* Set exercise *
Copy out the listing that follows, exactly, without its pictures.

* Data provided *

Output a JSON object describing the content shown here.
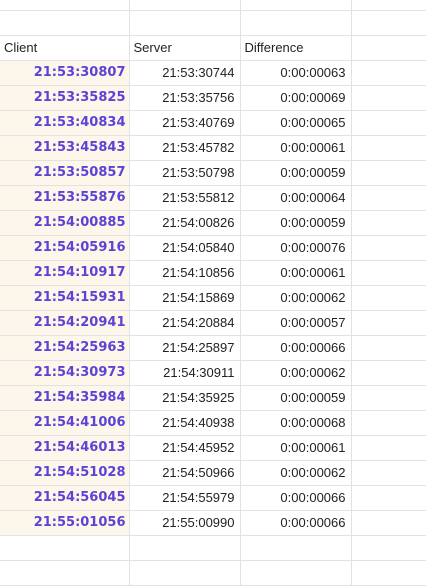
{
  "sheet": {
    "headers": {
      "client": "Client",
      "server": "Server",
      "difference": "Difference"
    },
    "rows": [
      {
        "client": "21:53:30807",
        "server": "21:53:30744",
        "difference": "0:00:00063"
      },
      {
        "client": "21:53:35825",
        "server": "21:53:35756",
        "difference": "0:00:00069"
      },
      {
        "client": "21:53:40834",
        "server": "21:53:40769",
        "difference": "0:00:00065"
      },
      {
        "client": "21:53:45843",
        "server": "21:53:45782",
        "difference": "0:00:00061"
      },
      {
        "client": "21:53:50857",
        "server": "21:53:50798",
        "difference": "0:00:00059"
      },
      {
        "client": "21:53:55876",
        "server": "21:53:55812",
        "difference": "0:00:00064"
      },
      {
        "client": "21:54:00885",
        "server": "21:54:00826",
        "difference": "0:00:00059"
      },
      {
        "client": "21:54:05916",
        "server": "21:54:05840",
        "difference": "0:00:00076"
      },
      {
        "client": "21:54:10917",
        "server": "21:54:10856",
        "difference": "0:00:00061"
      },
      {
        "client": "21:54:15931",
        "server": "21:54:15869",
        "difference": "0:00:00062"
      },
      {
        "client": "21:54:20941",
        "server": "21:54:20884",
        "difference": "0:00:00057"
      },
      {
        "client": "21:54:25963",
        "server": "21:54:25897",
        "difference": "0:00:00066"
      },
      {
        "client": "21:54:30973",
        "server": "21:54:30911",
        "difference": "0:00:00062"
      },
      {
        "client": "21:54:35984",
        "server": "21:54:35925",
        "difference": "0:00:00059"
      },
      {
        "client": "21:54:41006",
        "server": "21:54:40938",
        "difference": "0:00:00068"
      },
      {
        "client": "21:54:46013",
        "server": "21:54:45952",
        "difference": "0:00:00061"
      },
      {
        "client": "21:54:51028",
        "server": "21:54:50966",
        "difference": "0:00:00062"
      },
      {
        "client": "21:54:56045",
        "server": "21:54:55979",
        "difference": "0:00:00066"
      },
      {
        "client": "21:55:01056",
        "server": "21:55:00990",
        "difference": "0:00:00066"
      }
    ],
    "colors": {
      "client_text": "#5b43d6",
      "client_fill": "#fdf6ea",
      "gridline": "#e2e2e2",
      "text": "#222222"
    }
  }
}
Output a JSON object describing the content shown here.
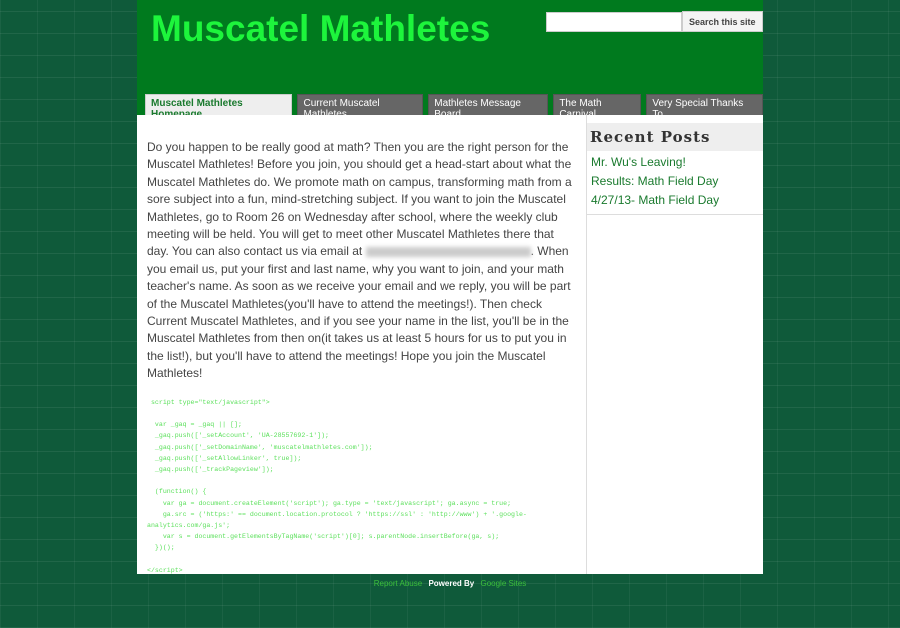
{
  "site_title": "Muscatel Mathletes",
  "search": {
    "placeholder": "",
    "button": "Search this site"
  },
  "nav": [
    "Muscatel Mathletes Homepage",
    "Current Muscatel Mathletes",
    "Mathletes Message Board",
    "The Math Carnival",
    "Very Special Thanks To..."
  ],
  "body": {
    "p1": "Do you happen to be really good at math? Then you are the right person for the Muscatel Mathletes! Before you join, you should get a head-start about what the Muscatel Mathletes do. We promote math on campus, transforming math from a sore subject into a fun, mind-stretching subject. If you want to join the Muscatel Mathletes, go to Room 26 on Wednesday after school, where the weekly club meeting will be held. You will get to meet other Muscatel Mathletes there that day. You can also contact us via email at ",
    "p2": ". When you email us, put your first and last name, why you want to join, and your math teacher's name. As soon as we receive your email and we reply, you will be part of the Muscatel Mathletes(you'll have to attend the meetings!). Then check Current Muscatel Mathletes, and if you see your name in the list, you'll be in the Muscatel Mathletes from then on(it takes us at least 5 hours for us to put you in the list!), but you'll have to attend the meetings! Hope you join the Muscatel Mathletes!",
    "code": " script type=\"text/javascript\">\n\n  var _gaq = _gaq || [];\n  _gaq.push(['_setAccount', 'UA-28557692-1']);\n  _gaq.push(['_setDomainName', 'muscatelmathletes.com']);\n  _gaq.push(['_setAllowLinker', true]);\n  _gaq.push(['_trackPageview']);\n\n  (function() {\n    var ga = document.createElement('script'); ga.type = 'text/javascript'; ga.async = true;\n    ga.src = ('https:' == document.location.protocol ? 'https://ssl' : 'http://www') + '.google-\nanalytics.com/ga.js';\n    var s = document.getElementsByTagName('script')[0]; s.parentNode.insertBefore(ga, s);\n  })();\n\n</script>"
  },
  "sidebar": {
    "heading": "Recent Posts",
    "posts": [
      "Mr. Wu's Leaving!",
      "Results: Math Field Day",
      "4/27/13- Math Field Day"
    ]
  },
  "footer": {
    "left": "Report Abuse",
    "powered": "Powered By",
    "right": "Google Sites"
  }
}
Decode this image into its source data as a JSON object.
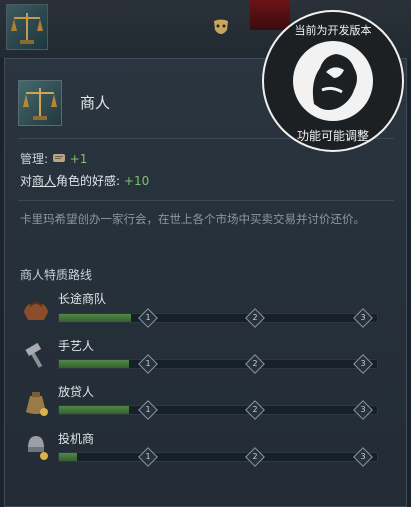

* Final result *
Output a JSON object describing the content shown here.
{
  "sheet": {
    "headers": {
      "client": "Client",
      "server": "Server",
      "difference": "Difference"
    },
    "rows": [
      {
        "client": "21:53:30807",
        "server": "21:53:30744",
        "difference": "0:00:00063"
      },
      {
        "client": "21:53:35825",
        "server": "21:53:35756",
        "difference": "0:00:00069"
      },
      {
        "client": "21:53:40834",
        "server": "21:53:40769",
        "difference": "0:00:00065"
      },
      {
        "client": "21:53:45843",
        "server": "21:53:45782",
        "difference": "0:00:00061"
      },
      {
        "client": "21:53:50857",
        "server": "21:53:50798",
        "difference": "0:00:00059"
      },
      {
        "client": "21:53:55876",
        "server": "21:53:55812",
        "difference": "0:00:00064"
      },
      {
        "client": "21:54:00885",
        "server": "21:54:00826",
        "difference": "0:00:00059"
      },
      {
        "client": "21:54:05916",
        "server": "21:54:05840",
        "difference": "0:00:00076"
      },
      {
        "client": "21:54:10917",
        "server": "21:54:10856",
        "difference": "0:00:00061"
      },
      {
        "client": "21:54:15931",
        "server": "21:54:15869",
        "difference": "0:00:00062"
      },
      {
        "client": "21:54:20941",
        "server": "21:54:20884",
        "difference": "0:00:00057"
      },
      {
        "client": "21:54:25963",
        "server": "21:54:25897",
        "difference": "0:00:00066"
      },
      {
        "client": "21:54:30973",
        "server": "21:54:30911",
        "difference": "0:00:00062"
      },
      {
        "client": "21:54:35984",
        "server": "21:54:35925",
        "difference": "0:00:00059"
      },
      {
        "client": "21:54:41006",
        "server": "21:54:40938",
        "difference": "0:00:00068"
      },
      {
        "client": "21:54:46013",
        "server": "21:54:45952",
        "difference": "0:00:00061"
      },
      {
        "client": "21:54:51028",
        "server": "21:54:50966",
        "difference": "0:00:00062"
      },
      {
        "client": "21:54:56045",
        "server": "21:54:55979",
        "difference": "0:00:00066"
      },
      {
        "client": "21:55:01056",
        "server": "21:55:00990",
        "difference": "0:00:00066"
      }
    ],
    "colors": {
      "client_text": "#5b43d6",
      "client_fill": "#fdf6ea",
      "gridline": "#e2e2e2",
      "text": "#222222"
    }
  }
}
Output a JSON object describing the content shown here.
{
  "site_title": "Muscatel Mathletes",
  "search": {
    "placeholder": "",
    "button": "Search this site"
  },
  "nav": [
    "Muscatel Mathletes Homepage",
    "Current Muscatel Mathletes",
    "Mathletes Message Board",
    "The Math Carnival",
    "Very Special Thanks To..."
  ],
  "body": {
    "p1": "Do you happen to be really good at math? Then you are the right person for the Muscatel Mathletes! Before you join, you should get a head-start about what the Muscatel Mathletes do. We promote math on campus, transforming math from a sore subject into a fun, mind-stretching subject. If you want to join the Muscatel Mathletes, go to Room 26 on Wednesday after school, where the weekly club meeting will be held. You will get to meet other Muscatel Mathletes there that day. You can also contact us via email at ",
    "p2": ". When you email us, put your first and last name, why you want to join, and your math teacher's name. As soon as we receive your email and we reply, you will be part of the Muscatel Mathletes(you'll have to attend the meetings!). Then check Current Muscatel Mathletes, and if you see your name in the list, you'll be in the Muscatel Mathletes from then on(it takes us at least 5 hours for us to put you in the list!), but you'll have to attend the meetings! Hope you join the Muscatel Mathletes!",
    "code": " script type=\"text/javascript\">\n\n  var _gaq = _gaq || [];\n  _gaq.push(['_setAccount', 'UA-28557692-1']);\n  _gaq.push(['_setDomainName', 'muscatelmathletes.com']);\n  _gaq.push(['_setAllowLinker', true]);\n  _gaq.push(['_trackPageview']);\n\n  (function() {\n    var ga = document.createElement('script'); ga.type = 'text/javascript'; ga.async = true;\n    ga.src = ('https:' == document.location.protocol ? 'https://ssl' : 'http://www') + '.google-\nanalytics.com/ga.js';\n    var s = document.getElementsByTagName('script')[0]; s.parentNode.insertBefore(ga, s);\n  })();\n\n</script>"
  },
  "sidebar": {
    "heading": "Recent Posts",
    "posts": [
      "Mr. Wu's Leaving!",
      "Results: Math Field Day",
      "4/27/13- Math Field Day"
    ]
  },
  "footer": {
    "left": "Report Abuse",
    "powered": "Powered By",
    "right": "Google Sites"
  }
}
Decode this image into its source data as a JSON object.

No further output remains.